Set problem - Without altering anything, output the material below.

── Provided data

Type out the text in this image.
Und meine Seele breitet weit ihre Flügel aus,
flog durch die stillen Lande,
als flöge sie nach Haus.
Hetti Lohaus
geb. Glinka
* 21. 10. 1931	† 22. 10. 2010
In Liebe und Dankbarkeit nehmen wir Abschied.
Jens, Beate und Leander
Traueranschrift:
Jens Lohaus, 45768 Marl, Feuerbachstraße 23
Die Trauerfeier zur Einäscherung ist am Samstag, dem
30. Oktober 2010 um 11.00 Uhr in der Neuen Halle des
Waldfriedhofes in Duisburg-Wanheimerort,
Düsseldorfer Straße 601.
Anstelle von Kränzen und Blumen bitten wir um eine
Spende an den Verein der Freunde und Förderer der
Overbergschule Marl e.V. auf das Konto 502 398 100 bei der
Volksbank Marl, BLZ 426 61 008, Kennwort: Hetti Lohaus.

────

Finished task -
Type out the text in this image.
Und meine Seele breitet weit ihre Flügel aus,
flog durch die stillen Lande,
als flöge sie nach Haus.
Hetti Lohaus
geb. Glinka
* 21. 10. 1931	† 22. 10. 2010
In Liebe und Dankbarkeit nehmen wir Abschied.
Jens, Beate und Leander
Traueranschrift:
Jens Lohaus, 45768 Marl, Feuerbachstraße 23
Die Trauerfeier zur Einäscherung ist am Samstag, dem
30. Oktober 2010 um 11.00 Uhr in der Neuen Halle des
Waldfriedhofes in Duisburg-Wanheimerort,
Düsseldorfer Straße 601.
Anstelle von Kränzen und Blumen bitten wir um eine
Spende an den Verein der Freunde und Förderer der
Overbergschule Marl e.V. auf das Konto 502 398 100 bei der
Volksbank Marl, BLZ 426 61 008, Kennwort: Hetti Lohaus.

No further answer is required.